__Records provided__.

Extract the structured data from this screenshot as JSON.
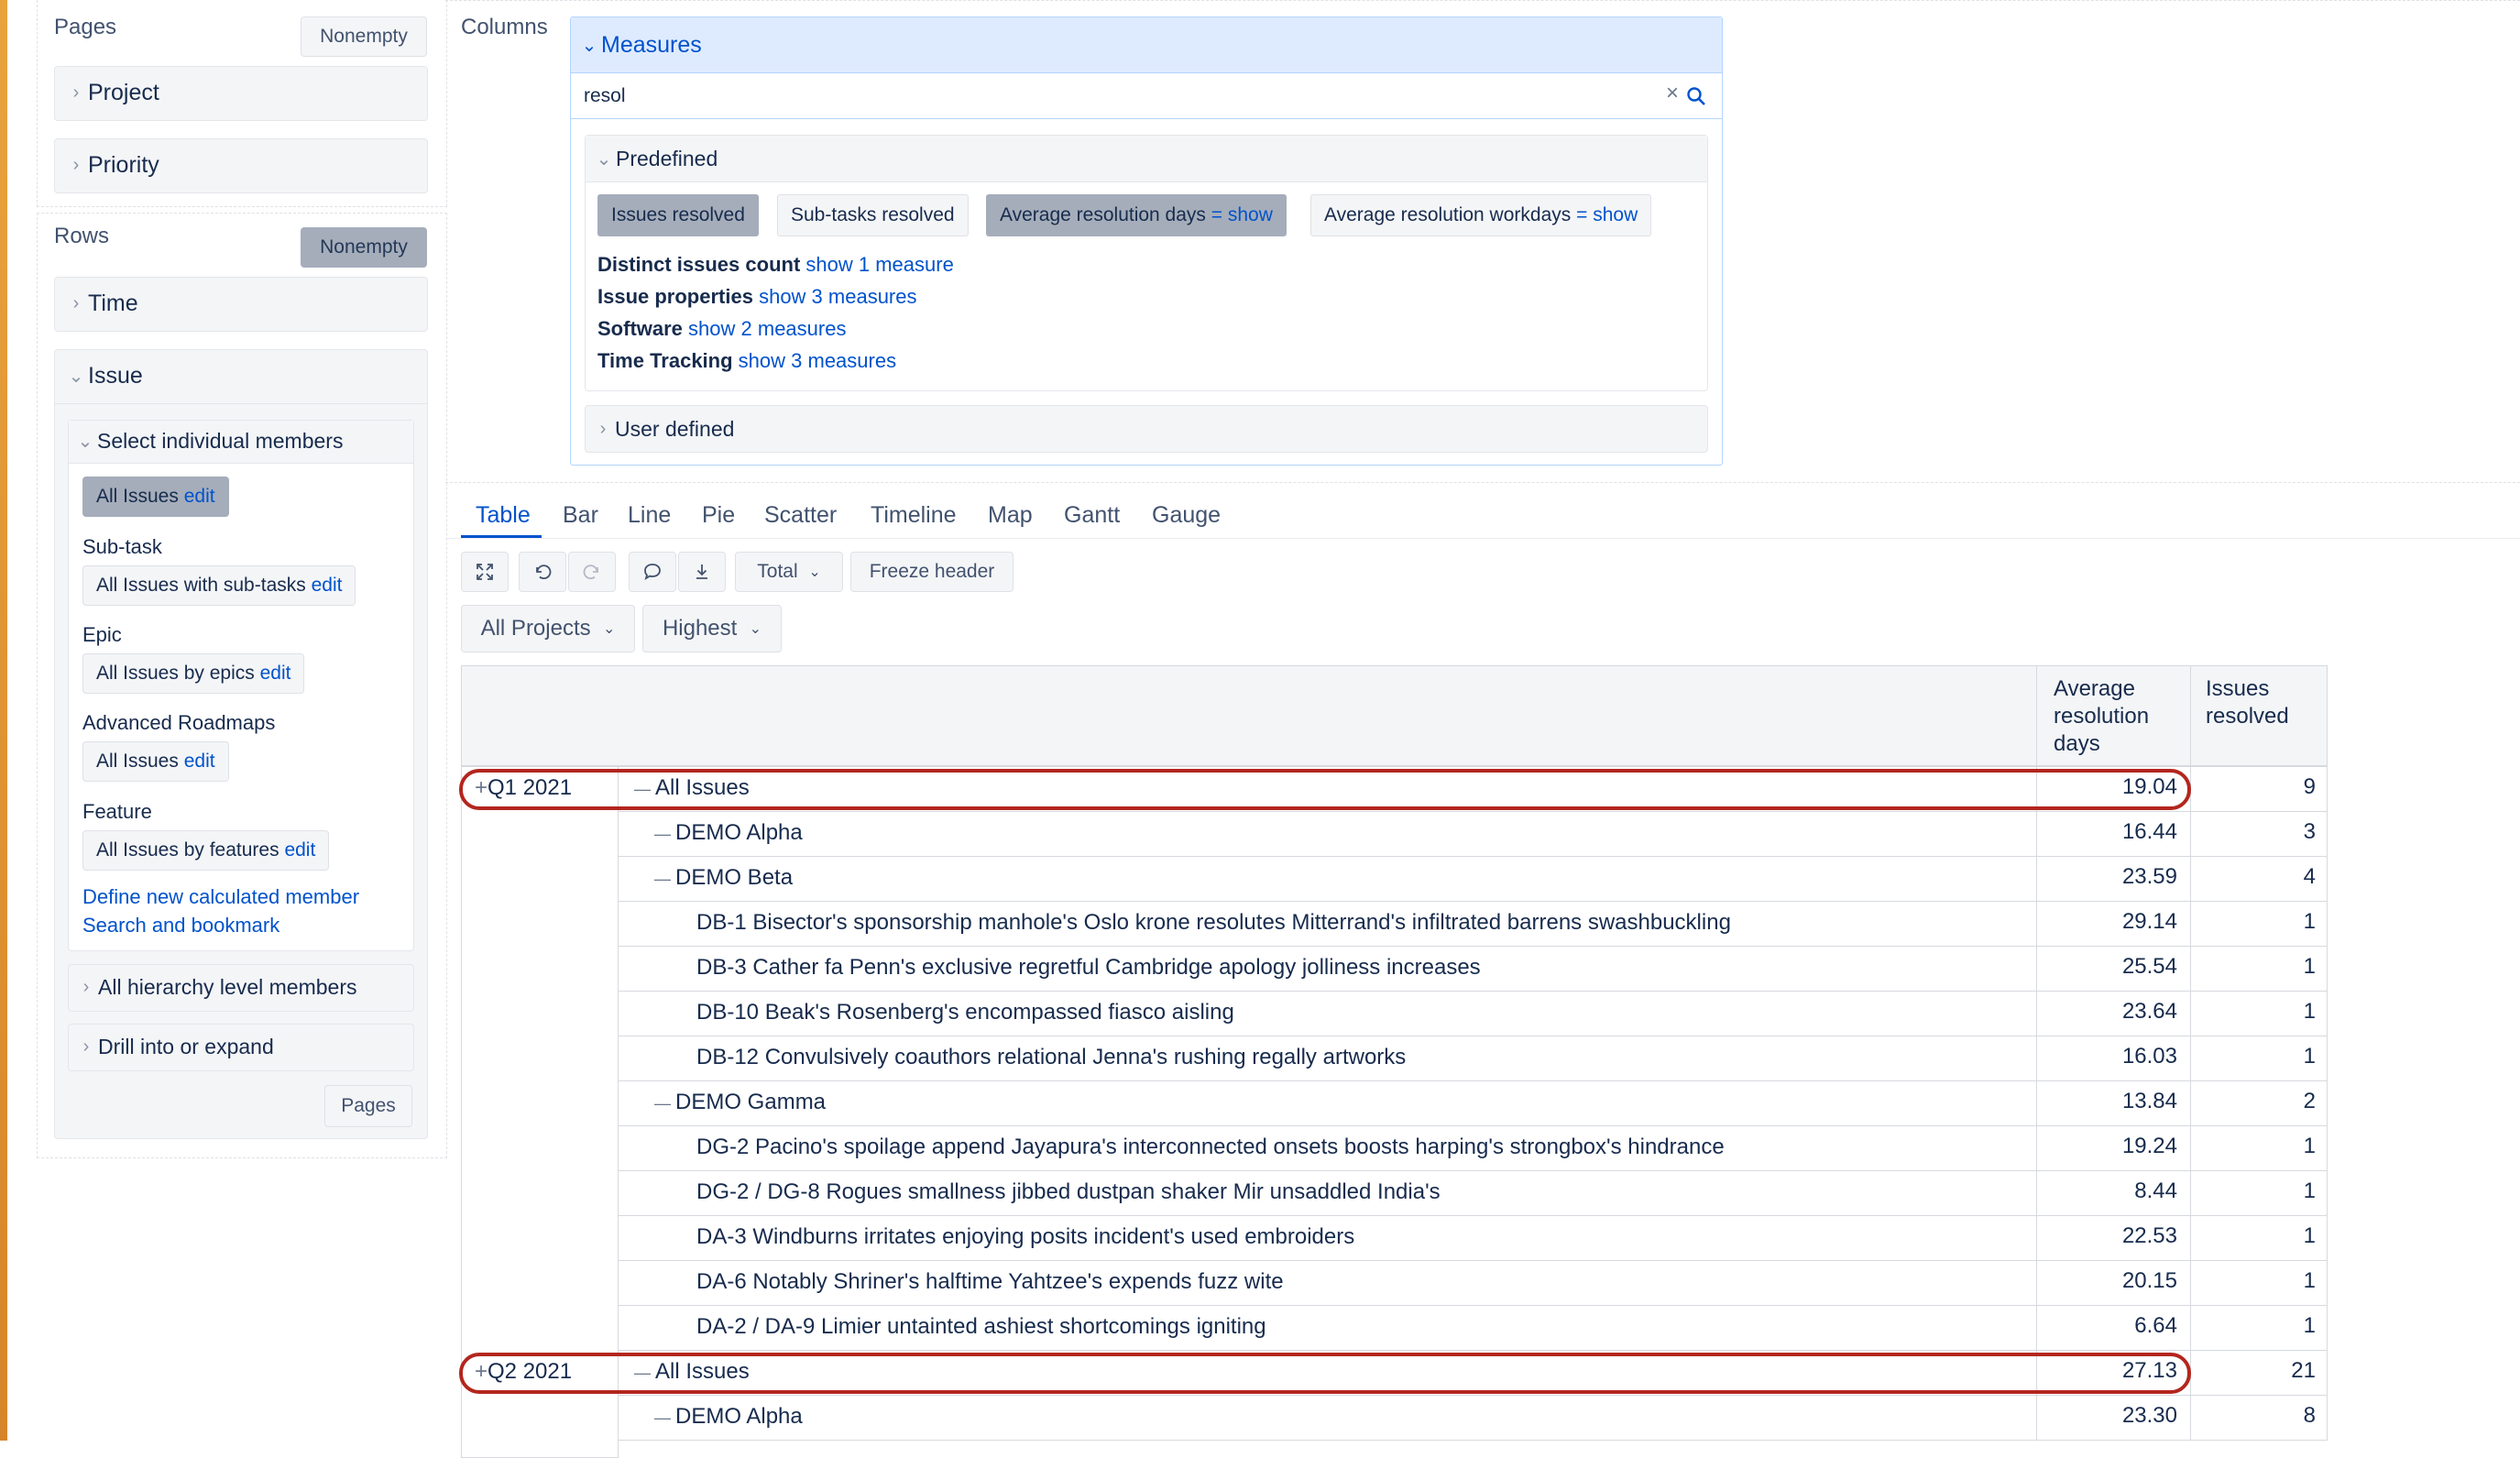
{
  "sidebar": {
    "pages": {
      "title": "Pages",
      "nonempty_label": "Nonempty",
      "items": [
        "Project",
        "Priority"
      ]
    },
    "rows": {
      "title": "Rows",
      "nonempty_label": "Nonempty",
      "time_label": "Time",
      "issue_label": "Issue",
      "select_members_label": "Select individual members",
      "all_issues": {
        "text": "All Issues",
        "edit": "edit"
      },
      "groups": [
        {
          "heading": "Sub-task",
          "member": "All Issues with sub-tasks",
          "edit": "edit"
        },
        {
          "heading": "Epic",
          "member": "All Issues by epics",
          "edit": "edit"
        },
        {
          "heading": "Advanced Roadmaps",
          "member": "All Issues",
          "edit": "edit"
        },
        {
          "heading": "Feature",
          "member": "All Issues by features",
          "edit": "edit"
        }
      ],
      "define_calculated_member": "Define new calculated member",
      "search_and_bookmark": "Search and bookmark",
      "all_hierarchy_level_members": "All hierarchy level members",
      "drill_into_or_expand": "Drill into or expand",
      "pages_button": "Pages"
    }
  },
  "columns": {
    "title": "Columns",
    "measures_label": "Measures",
    "search_value": "resol",
    "predefined_label": "Predefined",
    "chips": [
      {
        "label": "Issues resolved",
        "suffix": "",
        "selected": true
      },
      {
        "label": "Sub-tasks resolved",
        "suffix": "",
        "selected": false
      },
      {
        "label": "Average resolution days",
        "suffix": "= show",
        "selected": true
      },
      {
        "label": "Average resolution workdays",
        "suffix": "= show",
        "selected": false
      }
    ],
    "groups": [
      {
        "name": "Distinct issues count",
        "link": "show 1 measure"
      },
      {
        "name": "Issue properties",
        "link": "show 3 measures"
      },
      {
        "name": "Software",
        "link": "show 2 measures"
      },
      {
        "name": "Time Tracking",
        "link": "show 3 measures"
      }
    ],
    "user_defined_label": "User defined"
  },
  "view_tabs": [
    "Table",
    "Bar",
    "Line",
    "Pie",
    "Scatter",
    "Timeline",
    "Map",
    "Gantt",
    "Gauge"
  ],
  "active_tab": "Table",
  "toolbar": {
    "total_label": "Total",
    "freeze_header_label": "Freeze header"
  },
  "filters": {
    "project": "All Projects",
    "priority": "Highest"
  },
  "table": {
    "headers": {
      "avg_days": [
        "Average",
        "resolution",
        "days"
      ],
      "issues_resolved": [
        "Issues",
        "resolved"
      ]
    },
    "rows": [
      {
        "time": "Q1 2021",
        "label": "All Issues",
        "level": 0,
        "avg": "19.04",
        "count": "9",
        "highlight": true
      },
      {
        "time": "",
        "label": "DEMO Alpha",
        "level": 1,
        "avg": "16.44",
        "count": "3"
      },
      {
        "time": "",
        "label": "DEMO Beta",
        "level": 1,
        "avg": "23.59",
        "count": "4"
      },
      {
        "time": "",
        "label": "DB-1 Bisector's sponsorship manhole's Oslo krone resolutes Mitterrand's infiltrated barrens swashbuckling",
        "level": 2,
        "avg": "29.14",
        "count": "1"
      },
      {
        "time": "",
        "label": "DB-3 Cather fa Penn's exclusive regretful Cambridge apology jolliness increases",
        "level": 2,
        "avg": "25.54",
        "count": "1"
      },
      {
        "time": "",
        "label": "DB-10 Beak's Rosenberg's encompassed fiasco aisling",
        "level": 2,
        "avg": "23.64",
        "count": "1"
      },
      {
        "time": "",
        "label": "DB-12 Convulsively coauthors relational Jenna's rushing regally artworks",
        "level": 2,
        "avg": "16.03",
        "count": "1"
      },
      {
        "time": "",
        "label": "DEMO Gamma",
        "level": 1,
        "avg": "13.84",
        "count": "2"
      },
      {
        "time": "",
        "label": "DG-2 Pacino's spoilage append Jayapura's interconnected onsets boosts harping's strongbox's hindrance",
        "level": 2,
        "avg": "19.24",
        "count": "1"
      },
      {
        "time": "",
        "label": "DG-2 / DG-8 Rogues smallness jibbed dustpan shaker Mir unsaddled India's",
        "level": 2,
        "avg": "8.44",
        "count": "1"
      },
      {
        "time": "",
        "label": "DA-3 Windburns irritates enjoying posits incident's used embroiders",
        "level": 2,
        "avg": "22.53",
        "count": "1"
      },
      {
        "time": "",
        "label": "DA-6 Notably Shriner's halftime Yahtzee's expends fuzz wite",
        "level": 2,
        "avg": "20.15",
        "count": "1"
      },
      {
        "time": "",
        "label": "DA-2 / DA-9 Limier untainted ashiest shortcomings igniting",
        "level": 2,
        "avg": "6.64",
        "count": "1"
      },
      {
        "time": "Q2 2021",
        "label": "All Issues",
        "level": 0,
        "avg": "27.13",
        "count": "21",
        "highlight": true
      },
      {
        "time": "",
        "label": "DEMO Alpha",
        "level": 1,
        "avg": "23.30",
        "count": "8"
      }
    ]
  },
  "colors": {
    "accent": "#0052cc",
    "highlight": "#b3261e",
    "selected_chip": "#a5adba"
  }
}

__What is being asked__.
The material above must be printed exactly, with its pictures left out.

__The reply__.
Extract the structured data from this screenshot as JSON.
{
  "sidebar": {
    "pages": {
      "title": "Pages",
      "nonempty_label": "Nonempty",
      "items": [
        "Project",
        "Priority"
      ]
    },
    "rows": {
      "title": "Rows",
      "nonempty_label": "Nonempty",
      "time_label": "Time",
      "issue_label": "Issue",
      "select_members_label": "Select individual members",
      "all_issues": {
        "text": "All Issues",
        "edit": "edit"
      },
      "groups": [
        {
          "heading": "Sub-task",
          "member": "All Issues with sub-tasks",
          "edit": "edit"
        },
        {
          "heading": "Epic",
          "member": "All Issues by epics",
          "edit": "edit"
        },
        {
          "heading": "Advanced Roadmaps",
          "member": "All Issues",
          "edit": "edit"
        },
        {
          "heading": "Feature",
          "member": "All Issues by features",
          "edit": "edit"
        }
      ],
      "define_calculated_member": "Define new calculated member",
      "search_and_bookmark": "Search and bookmark",
      "all_hierarchy_level_members": "All hierarchy level members",
      "drill_into_or_expand": "Drill into or expand",
      "pages_button": "Pages"
    }
  },
  "columns": {
    "title": "Columns",
    "measures_label": "Measures",
    "search_value": "resol",
    "predefined_label": "Predefined",
    "chips": [
      {
        "label": "Issues resolved",
        "suffix": "",
        "selected": true
      },
      {
        "label": "Sub-tasks resolved",
        "suffix": "",
        "selected": false
      },
      {
        "label": "Average resolution days",
        "suffix": "= show",
        "selected": true
      },
      {
        "label": "Average resolution workdays",
        "suffix": "= show",
        "selected": false
      }
    ],
    "groups": [
      {
        "name": "Distinct issues count",
        "link": "show 1 measure"
      },
      {
        "name": "Issue properties",
        "link": "show 3 measures"
      },
      {
        "name": "Software",
        "link": "show 2 measures"
      },
      {
        "name": "Time Tracking",
        "link": "show 3 measures"
      }
    ],
    "user_defined_label": "User defined"
  },
  "view_tabs": [
    "Table",
    "Bar",
    "Line",
    "Pie",
    "Scatter",
    "Timeline",
    "Map",
    "Gantt",
    "Gauge"
  ],
  "active_tab": "Table",
  "toolbar": {
    "total_label": "Total",
    "freeze_header_label": "Freeze header"
  },
  "filters": {
    "project": "All Projects",
    "priority": "Highest"
  },
  "table": {
    "headers": {
      "avg_days": [
        "Average",
        "resolution",
        "days"
      ],
      "issues_resolved": [
        "Issues",
        "resolved"
      ]
    },
    "rows": [
      {
        "time": "Q1 2021",
        "label": "All Issues",
        "level": 0,
        "avg": "19.04",
        "count": "9",
        "highlight": true
      },
      {
        "time": "",
        "label": "DEMO Alpha",
        "level": 1,
        "avg": "16.44",
        "count": "3"
      },
      {
        "time": "",
        "label": "DEMO Beta",
        "level": 1,
        "avg": "23.59",
        "count": "4"
      },
      {
        "time": "",
        "label": "DB-1 Bisector's sponsorship manhole's Oslo krone resolutes Mitterrand's infiltrated barrens swashbuckling",
        "level": 2,
        "avg": "29.14",
        "count": "1"
      },
      {
        "time": "",
        "label": "DB-3 Cather fa Penn's exclusive regretful Cambridge apology jolliness increases",
        "level": 2,
        "avg": "25.54",
        "count": "1"
      },
      {
        "time": "",
        "label": "DB-10 Beak's Rosenberg's encompassed fiasco aisling",
        "level": 2,
        "avg": "23.64",
        "count": "1"
      },
      {
        "time": "",
        "label": "DB-12 Convulsively coauthors relational Jenna's rushing regally artworks",
        "level": 2,
        "avg": "16.03",
        "count": "1"
      },
      {
        "time": "",
        "label": "DEMO Gamma",
        "level": 1,
        "avg": "13.84",
        "count": "2"
      },
      {
        "time": "",
        "label": "DG-2 Pacino's spoilage append Jayapura's interconnected onsets boosts harping's strongbox's hindrance",
        "level": 2,
        "avg": "19.24",
        "count": "1"
      },
      {
        "time": "",
        "label": "DG-2 / DG-8 Rogues smallness jibbed dustpan shaker Mir unsaddled India's",
        "level": 2,
        "avg": "8.44",
        "count": "1"
      },
      {
        "time": "",
        "label": "DA-3 Windburns irritates enjoying posits incident's used embroiders",
        "level": 2,
        "avg": "22.53",
        "count": "1"
      },
      {
        "time": "",
        "label": "DA-6 Notably Shriner's halftime Yahtzee's expends fuzz wite",
        "level": 2,
        "avg": "20.15",
        "count": "1"
      },
      {
        "time": "",
        "label": "DA-2 / DA-9 Limier untainted ashiest shortcomings igniting",
        "level": 2,
        "avg": "6.64",
        "count": "1"
      },
      {
        "time": "Q2 2021",
        "label": "All Issues",
        "level": 0,
        "avg": "27.13",
        "count": "21",
        "highlight": true
      },
      {
        "time": "",
        "label": "DEMO Alpha",
        "level": 1,
        "avg": "23.30",
        "count": "8"
      }
    ]
  },
  "colors": {
    "accent": "#0052cc",
    "highlight": "#b3261e",
    "selected_chip": "#a5adba"
  }
}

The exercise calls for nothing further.